━━ Exercise materials ━━

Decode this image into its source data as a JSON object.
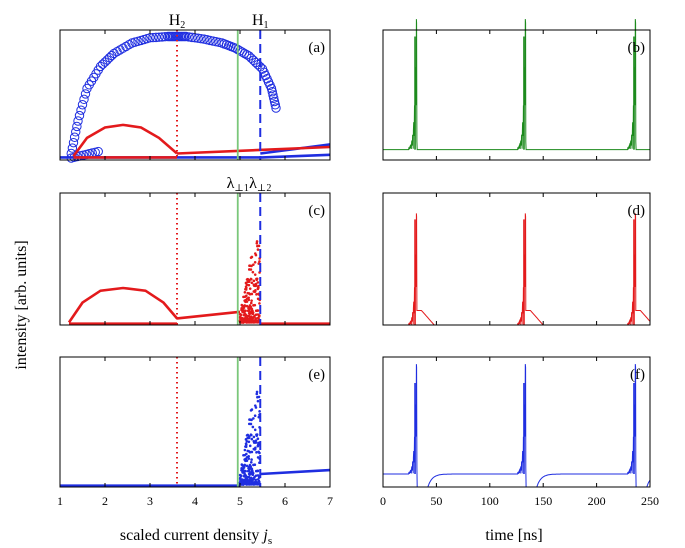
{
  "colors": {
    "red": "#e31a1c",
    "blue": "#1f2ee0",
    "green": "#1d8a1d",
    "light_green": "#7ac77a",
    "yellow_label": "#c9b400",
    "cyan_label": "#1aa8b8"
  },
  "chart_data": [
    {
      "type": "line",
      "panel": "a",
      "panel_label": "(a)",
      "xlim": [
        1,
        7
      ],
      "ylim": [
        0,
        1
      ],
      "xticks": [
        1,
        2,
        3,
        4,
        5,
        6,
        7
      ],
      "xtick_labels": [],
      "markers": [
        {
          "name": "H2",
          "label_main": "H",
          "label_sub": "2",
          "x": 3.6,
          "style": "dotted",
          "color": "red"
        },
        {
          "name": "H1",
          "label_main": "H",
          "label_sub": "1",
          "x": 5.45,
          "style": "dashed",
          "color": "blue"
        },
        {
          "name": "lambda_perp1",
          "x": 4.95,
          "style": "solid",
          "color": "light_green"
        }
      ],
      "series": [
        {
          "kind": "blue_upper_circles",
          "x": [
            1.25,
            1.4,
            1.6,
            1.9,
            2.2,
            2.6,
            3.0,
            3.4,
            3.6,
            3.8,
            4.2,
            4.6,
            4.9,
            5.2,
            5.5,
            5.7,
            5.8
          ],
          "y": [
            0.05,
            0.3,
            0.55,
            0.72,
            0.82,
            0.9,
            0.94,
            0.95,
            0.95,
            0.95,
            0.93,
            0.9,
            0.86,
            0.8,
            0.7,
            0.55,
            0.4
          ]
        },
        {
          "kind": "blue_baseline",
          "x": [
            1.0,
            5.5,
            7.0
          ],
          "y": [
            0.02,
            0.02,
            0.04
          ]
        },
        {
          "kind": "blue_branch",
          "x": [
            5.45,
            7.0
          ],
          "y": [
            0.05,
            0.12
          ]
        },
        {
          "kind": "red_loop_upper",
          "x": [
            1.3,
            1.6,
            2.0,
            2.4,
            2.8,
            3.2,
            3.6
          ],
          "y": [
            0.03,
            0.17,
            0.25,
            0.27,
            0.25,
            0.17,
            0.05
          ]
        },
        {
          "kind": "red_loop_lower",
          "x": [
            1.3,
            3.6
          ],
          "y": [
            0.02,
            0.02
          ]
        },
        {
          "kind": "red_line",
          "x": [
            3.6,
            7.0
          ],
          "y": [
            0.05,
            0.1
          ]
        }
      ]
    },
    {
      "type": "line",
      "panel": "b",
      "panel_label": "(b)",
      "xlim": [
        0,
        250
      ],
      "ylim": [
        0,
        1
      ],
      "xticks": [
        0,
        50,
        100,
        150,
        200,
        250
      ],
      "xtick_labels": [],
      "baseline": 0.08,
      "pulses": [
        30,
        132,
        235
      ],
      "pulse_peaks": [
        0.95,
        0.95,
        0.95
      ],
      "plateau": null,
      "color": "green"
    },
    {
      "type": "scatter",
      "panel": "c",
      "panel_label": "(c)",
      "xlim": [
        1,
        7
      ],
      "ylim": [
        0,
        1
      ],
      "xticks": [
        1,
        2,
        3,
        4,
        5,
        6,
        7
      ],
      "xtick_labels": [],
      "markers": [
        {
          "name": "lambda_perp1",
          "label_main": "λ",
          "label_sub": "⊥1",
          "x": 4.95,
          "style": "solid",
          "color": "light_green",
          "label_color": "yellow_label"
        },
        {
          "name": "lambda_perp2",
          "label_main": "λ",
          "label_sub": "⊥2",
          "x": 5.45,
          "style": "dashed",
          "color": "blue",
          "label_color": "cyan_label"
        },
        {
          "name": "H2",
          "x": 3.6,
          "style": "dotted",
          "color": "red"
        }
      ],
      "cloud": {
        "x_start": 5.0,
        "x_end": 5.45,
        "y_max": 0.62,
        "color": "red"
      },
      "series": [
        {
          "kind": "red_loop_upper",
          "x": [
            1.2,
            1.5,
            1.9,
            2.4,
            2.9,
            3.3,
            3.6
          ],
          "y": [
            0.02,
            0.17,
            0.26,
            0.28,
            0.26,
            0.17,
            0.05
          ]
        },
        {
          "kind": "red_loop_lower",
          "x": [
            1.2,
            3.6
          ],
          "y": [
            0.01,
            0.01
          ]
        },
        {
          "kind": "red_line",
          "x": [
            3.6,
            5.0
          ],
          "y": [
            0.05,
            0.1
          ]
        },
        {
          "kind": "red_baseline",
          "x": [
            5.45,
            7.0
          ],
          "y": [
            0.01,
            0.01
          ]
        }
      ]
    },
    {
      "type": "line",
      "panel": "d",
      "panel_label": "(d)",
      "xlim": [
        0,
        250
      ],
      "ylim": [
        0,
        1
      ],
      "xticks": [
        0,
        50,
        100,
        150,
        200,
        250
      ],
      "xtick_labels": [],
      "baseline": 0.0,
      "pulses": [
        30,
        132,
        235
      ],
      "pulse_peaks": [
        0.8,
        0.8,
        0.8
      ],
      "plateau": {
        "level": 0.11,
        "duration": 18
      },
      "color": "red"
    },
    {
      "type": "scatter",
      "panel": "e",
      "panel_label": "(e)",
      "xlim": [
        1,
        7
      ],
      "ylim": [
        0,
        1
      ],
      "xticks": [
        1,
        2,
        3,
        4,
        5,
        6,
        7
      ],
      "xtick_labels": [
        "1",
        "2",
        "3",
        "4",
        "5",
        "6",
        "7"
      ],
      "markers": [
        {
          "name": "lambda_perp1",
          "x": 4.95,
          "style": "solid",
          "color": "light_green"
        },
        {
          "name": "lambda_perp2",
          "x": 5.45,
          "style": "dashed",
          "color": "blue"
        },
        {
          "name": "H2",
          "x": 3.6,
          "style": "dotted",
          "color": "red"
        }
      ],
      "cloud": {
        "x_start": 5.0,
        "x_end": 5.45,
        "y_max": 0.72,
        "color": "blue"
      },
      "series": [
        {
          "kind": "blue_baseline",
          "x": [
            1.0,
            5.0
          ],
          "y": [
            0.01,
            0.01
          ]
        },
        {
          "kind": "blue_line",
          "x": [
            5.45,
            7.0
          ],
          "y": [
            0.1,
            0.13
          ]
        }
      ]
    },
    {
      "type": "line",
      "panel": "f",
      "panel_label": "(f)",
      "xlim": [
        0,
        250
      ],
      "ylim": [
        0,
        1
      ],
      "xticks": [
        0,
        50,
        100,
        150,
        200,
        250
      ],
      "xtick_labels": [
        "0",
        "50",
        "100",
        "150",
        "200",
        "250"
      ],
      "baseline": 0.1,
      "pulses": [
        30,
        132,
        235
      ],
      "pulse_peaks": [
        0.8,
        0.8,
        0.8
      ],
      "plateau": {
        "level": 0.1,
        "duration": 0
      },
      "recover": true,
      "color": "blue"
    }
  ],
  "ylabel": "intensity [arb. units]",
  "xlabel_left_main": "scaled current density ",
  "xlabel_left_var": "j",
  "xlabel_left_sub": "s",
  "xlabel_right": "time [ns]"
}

━━━

## [Exercise prompt]
Copy the records above exactly, omitting every picture.

## [Right answer]
Decode this image into its source data as a JSON object.
{
  "colors": {
    "red": "#e31a1c",
    "blue": "#1f2ee0",
    "green": "#1d8a1d",
    "light_green": "#7ac77a",
    "yellow_label": "#c9b400",
    "cyan_label": "#1aa8b8"
  },
  "chart_data": [
    {
      "type": "line",
      "panel": "a",
      "panel_label": "(a)",
      "xlim": [
        1,
        7
      ],
      "ylim": [
        0,
        1
      ],
      "xticks": [
        1,
        2,
        3,
        4,
        5,
        6,
        7
      ],
      "xtick_labels": [],
      "markers": [
        {
          "name": "H2",
          "label_main": "H",
          "label_sub": "2",
          "x": 3.6,
          "style": "dotted",
          "color": "red"
        },
        {
          "name": "H1",
          "label_main": "H",
          "label_sub": "1",
          "x": 5.45,
          "style": "dashed",
          "color": "blue"
        },
        {
          "name": "lambda_perp1",
          "x": 4.95,
          "style": "solid",
          "color": "light_green"
        }
      ],
      "series": [
        {
          "kind": "blue_upper_circles",
          "x": [
            1.25,
            1.4,
            1.6,
            1.9,
            2.2,
            2.6,
            3.0,
            3.4,
            3.6,
            3.8,
            4.2,
            4.6,
            4.9,
            5.2,
            5.5,
            5.7,
            5.8
          ],
          "y": [
            0.05,
            0.3,
            0.55,
            0.72,
            0.82,
            0.9,
            0.94,
            0.95,
            0.95,
            0.95,
            0.93,
            0.9,
            0.86,
            0.8,
            0.7,
            0.55,
            0.4
          ]
        },
        {
          "kind": "blue_baseline",
          "x": [
            1.0,
            5.5,
            7.0
          ],
          "y": [
            0.02,
            0.02,
            0.04
          ]
        },
        {
          "kind": "blue_branch",
          "x": [
            5.45,
            7.0
          ],
          "y": [
            0.05,
            0.12
          ]
        },
        {
          "kind": "red_loop_upper",
          "x": [
            1.3,
            1.6,
            2.0,
            2.4,
            2.8,
            3.2,
            3.6
          ],
          "y": [
            0.03,
            0.17,
            0.25,
            0.27,
            0.25,
            0.17,
            0.05
          ]
        },
        {
          "kind": "red_loop_lower",
          "x": [
            1.3,
            3.6
          ],
          "y": [
            0.02,
            0.02
          ]
        },
        {
          "kind": "red_line",
          "x": [
            3.6,
            7.0
          ],
          "y": [
            0.05,
            0.1
          ]
        }
      ]
    },
    {
      "type": "line",
      "panel": "b",
      "panel_label": "(b)",
      "xlim": [
        0,
        250
      ],
      "ylim": [
        0,
        1
      ],
      "xticks": [
        0,
        50,
        100,
        150,
        200,
        250
      ],
      "xtick_labels": [],
      "baseline": 0.08,
      "pulses": [
        30,
        132,
        235
      ],
      "pulse_peaks": [
        0.95,
        0.95,
        0.95
      ],
      "plateau": null,
      "color": "green"
    },
    {
      "type": "scatter",
      "panel": "c",
      "panel_label": "(c)",
      "xlim": [
        1,
        7
      ],
      "ylim": [
        0,
        1
      ],
      "xticks": [
        1,
        2,
        3,
        4,
        5,
        6,
        7
      ],
      "xtick_labels": [],
      "markers": [
        {
          "name": "lambda_perp1",
          "label_main": "λ",
          "label_sub": "⊥1",
          "x": 4.95,
          "style": "solid",
          "color": "light_green",
          "label_color": "yellow_label"
        },
        {
          "name": "lambda_perp2",
          "label_main": "λ",
          "label_sub": "⊥2",
          "x": 5.45,
          "style": "dashed",
          "color": "blue",
          "label_color": "cyan_label"
        },
        {
          "name": "H2",
          "x": 3.6,
          "style": "dotted",
          "color": "red"
        }
      ],
      "cloud": {
        "x_start": 5.0,
        "x_end": 5.45,
        "y_max": 0.62,
        "color": "red"
      },
      "series": [
        {
          "kind": "red_loop_upper",
          "x": [
            1.2,
            1.5,
            1.9,
            2.4,
            2.9,
            3.3,
            3.6
          ],
          "y": [
            0.02,
            0.17,
            0.26,
            0.28,
            0.26,
            0.17,
            0.05
          ]
        },
        {
          "kind": "red_loop_lower",
          "x": [
            1.2,
            3.6
          ],
          "y": [
            0.01,
            0.01
          ]
        },
        {
          "kind": "red_line",
          "x": [
            3.6,
            5.0
          ],
          "y": [
            0.05,
            0.1
          ]
        },
        {
          "kind": "red_baseline",
          "x": [
            5.45,
            7.0
          ],
          "y": [
            0.01,
            0.01
          ]
        }
      ]
    },
    {
      "type": "line",
      "panel": "d",
      "panel_label": "(d)",
      "xlim": [
        0,
        250
      ],
      "ylim": [
        0,
        1
      ],
      "xticks": [
        0,
        50,
        100,
        150,
        200,
        250
      ],
      "xtick_labels": [],
      "baseline": 0.0,
      "pulses": [
        30,
        132,
        235
      ],
      "pulse_peaks": [
        0.8,
        0.8,
        0.8
      ],
      "plateau": {
        "level": 0.11,
        "duration": 18
      },
      "color": "red"
    },
    {
      "type": "scatter",
      "panel": "e",
      "panel_label": "(e)",
      "xlim": [
        1,
        7
      ],
      "ylim": [
        0,
        1
      ],
      "xticks": [
        1,
        2,
        3,
        4,
        5,
        6,
        7
      ],
      "xtick_labels": [
        "1",
        "2",
        "3",
        "4",
        "5",
        "6",
        "7"
      ],
      "markers": [
        {
          "name": "lambda_perp1",
          "x": 4.95,
          "style": "solid",
          "color": "light_green"
        },
        {
          "name": "lambda_perp2",
          "x": 5.45,
          "style": "dashed",
          "color": "blue"
        },
        {
          "name": "H2",
          "x": 3.6,
          "style": "dotted",
          "color": "red"
        }
      ],
      "cloud": {
        "x_start": 5.0,
        "x_end": 5.45,
        "y_max": 0.72,
        "color": "blue"
      },
      "series": [
        {
          "kind": "blue_baseline",
          "x": [
            1.0,
            5.0
          ],
          "y": [
            0.01,
            0.01
          ]
        },
        {
          "kind": "blue_line",
          "x": [
            5.45,
            7.0
          ],
          "y": [
            0.1,
            0.13
          ]
        }
      ]
    },
    {
      "type": "line",
      "panel": "f",
      "panel_label": "(f)",
      "xlim": [
        0,
        250
      ],
      "ylim": [
        0,
        1
      ],
      "xticks": [
        0,
        50,
        100,
        150,
        200,
        250
      ],
      "xtick_labels": [
        "0",
        "50",
        "100",
        "150",
        "200",
        "250"
      ],
      "baseline": 0.1,
      "pulses": [
        30,
        132,
        235
      ],
      "pulse_peaks": [
        0.8,
        0.8,
        0.8
      ],
      "plateau": {
        "level": 0.1,
        "duration": 0
      },
      "recover": true,
      "color": "blue"
    }
  ],
  "ylabel": "intensity [arb. units]",
  "xlabel_left_main": "scaled current density ",
  "xlabel_left_var": "j",
  "xlabel_left_sub": "s",
  "xlabel_right": "time [ns]"
}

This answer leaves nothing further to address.